_SHORT PROBLEM_
Every record below should be printed exactly as given.

(Stored data entries)
**********

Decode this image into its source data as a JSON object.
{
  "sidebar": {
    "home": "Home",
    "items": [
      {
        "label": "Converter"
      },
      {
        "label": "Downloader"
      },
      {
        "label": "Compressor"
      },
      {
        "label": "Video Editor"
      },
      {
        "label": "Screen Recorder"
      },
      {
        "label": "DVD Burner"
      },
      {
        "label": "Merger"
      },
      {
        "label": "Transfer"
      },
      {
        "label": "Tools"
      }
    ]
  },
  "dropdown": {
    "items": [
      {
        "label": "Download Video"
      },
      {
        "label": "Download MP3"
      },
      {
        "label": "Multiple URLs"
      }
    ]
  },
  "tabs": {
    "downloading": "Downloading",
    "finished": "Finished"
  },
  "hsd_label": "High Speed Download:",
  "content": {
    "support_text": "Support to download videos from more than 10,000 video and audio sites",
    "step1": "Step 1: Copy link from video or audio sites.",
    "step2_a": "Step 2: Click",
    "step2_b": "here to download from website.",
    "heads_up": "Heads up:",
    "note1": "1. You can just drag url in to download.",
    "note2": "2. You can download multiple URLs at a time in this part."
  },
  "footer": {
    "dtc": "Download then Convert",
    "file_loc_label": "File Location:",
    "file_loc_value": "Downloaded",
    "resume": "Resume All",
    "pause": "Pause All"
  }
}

**********

_FINAL RESULT_
Decode this image into its source data as a JSON object.
{
  "sidebar": {
    "home": "Home",
    "items": [
      {
        "label": "Converter"
      },
      {
        "label": "Downloader"
      },
      {
        "label": "Compressor"
      },
      {
        "label": "Video Editor"
      },
      {
        "label": "Screen Recorder"
      },
      {
        "label": "DVD Burner"
      },
      {
        "label": "Merger"
      },
      {
        "label": "Transfer"
      },
      {
        "label": "Tools"
      }
    ]
  },
  "dropdown": {
    "items": [
      {
        "label": "Download Video"
      },
      {
        "label": "Download MP3"
      },
      {
        "label": "Multiple URLs"
      }
    ]
  },
  "tabs": {
    "downloading": "Downloading",
    "finished": "Finished"
  },
  "hsd_label": "High Speed Download:",
  "content": {
    "support_text": "Support to download videos from more than 10,000 video and audio sites",
    "step1": "Step 1: Copy link from video or audio sites.",
    "step2_a": "Step 2: Click",
    "step2_b": "here to download from website.",
    "heads_up": "Heads up:",
    "note1": "1. You can just drag url in to download.",
    "note2": "2. You can download multiple URLs at a time in this part."
  },
  "footer": {
    "dtc": "Download then Convert",
    "file_loc_label": "File Location:",
    "file_loc_value": "Downloaded",
    "resume": "Resume All",
    "pause": "Pause All"
  }
}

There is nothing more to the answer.